### Task description
Gather up the lines with the word "csdn" in them.

### Given entries
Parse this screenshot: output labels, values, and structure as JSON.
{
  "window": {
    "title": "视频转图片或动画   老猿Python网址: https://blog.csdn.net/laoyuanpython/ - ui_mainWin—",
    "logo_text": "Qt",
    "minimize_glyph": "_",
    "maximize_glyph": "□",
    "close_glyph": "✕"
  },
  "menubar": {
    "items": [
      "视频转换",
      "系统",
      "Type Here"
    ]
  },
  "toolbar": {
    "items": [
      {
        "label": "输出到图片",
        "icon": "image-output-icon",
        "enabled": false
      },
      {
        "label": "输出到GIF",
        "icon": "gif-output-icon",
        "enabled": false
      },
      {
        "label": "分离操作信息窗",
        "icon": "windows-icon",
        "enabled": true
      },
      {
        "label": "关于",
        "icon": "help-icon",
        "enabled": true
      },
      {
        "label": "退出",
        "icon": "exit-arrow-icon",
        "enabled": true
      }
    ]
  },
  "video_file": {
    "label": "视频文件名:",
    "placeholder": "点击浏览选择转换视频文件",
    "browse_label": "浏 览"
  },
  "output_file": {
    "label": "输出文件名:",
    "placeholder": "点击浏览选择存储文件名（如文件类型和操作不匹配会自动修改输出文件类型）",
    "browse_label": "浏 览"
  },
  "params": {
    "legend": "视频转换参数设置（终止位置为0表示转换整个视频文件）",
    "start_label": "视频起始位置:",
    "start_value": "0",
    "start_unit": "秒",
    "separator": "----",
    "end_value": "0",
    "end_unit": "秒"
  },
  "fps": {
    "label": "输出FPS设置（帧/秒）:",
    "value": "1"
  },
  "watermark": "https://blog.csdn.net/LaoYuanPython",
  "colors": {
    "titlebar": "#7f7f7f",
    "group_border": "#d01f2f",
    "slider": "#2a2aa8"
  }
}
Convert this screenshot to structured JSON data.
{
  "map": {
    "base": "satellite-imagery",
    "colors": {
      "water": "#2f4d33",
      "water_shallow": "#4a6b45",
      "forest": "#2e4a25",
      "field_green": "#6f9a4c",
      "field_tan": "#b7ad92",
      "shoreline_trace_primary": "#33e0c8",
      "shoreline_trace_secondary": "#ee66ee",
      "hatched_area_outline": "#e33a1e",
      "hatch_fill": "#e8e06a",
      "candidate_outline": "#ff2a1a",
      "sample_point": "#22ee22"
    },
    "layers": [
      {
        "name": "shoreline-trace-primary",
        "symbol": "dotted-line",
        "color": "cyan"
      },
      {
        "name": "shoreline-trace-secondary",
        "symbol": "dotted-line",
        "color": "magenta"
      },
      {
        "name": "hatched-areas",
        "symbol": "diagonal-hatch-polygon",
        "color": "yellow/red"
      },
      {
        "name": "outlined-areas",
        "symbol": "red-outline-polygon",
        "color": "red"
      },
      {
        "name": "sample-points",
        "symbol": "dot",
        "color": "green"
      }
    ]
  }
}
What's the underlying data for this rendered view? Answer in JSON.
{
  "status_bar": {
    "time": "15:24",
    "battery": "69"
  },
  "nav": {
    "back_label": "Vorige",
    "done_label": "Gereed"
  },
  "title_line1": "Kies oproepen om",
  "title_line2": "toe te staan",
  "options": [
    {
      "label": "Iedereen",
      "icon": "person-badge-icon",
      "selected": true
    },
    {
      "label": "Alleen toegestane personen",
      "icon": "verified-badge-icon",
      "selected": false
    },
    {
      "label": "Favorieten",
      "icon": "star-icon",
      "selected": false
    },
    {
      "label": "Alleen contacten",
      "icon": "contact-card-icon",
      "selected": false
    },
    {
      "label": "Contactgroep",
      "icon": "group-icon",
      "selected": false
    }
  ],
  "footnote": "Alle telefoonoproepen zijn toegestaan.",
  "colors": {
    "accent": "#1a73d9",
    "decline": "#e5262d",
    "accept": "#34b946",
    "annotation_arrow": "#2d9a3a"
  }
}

### Problem solution
    "title": "视频转图片或动画   老猿Python网址: https://blog.csdn.net/laoyuanpython/ - ui_mainWin—",
  "watermark": "https://blog.csdn.net/LaoYuanPython",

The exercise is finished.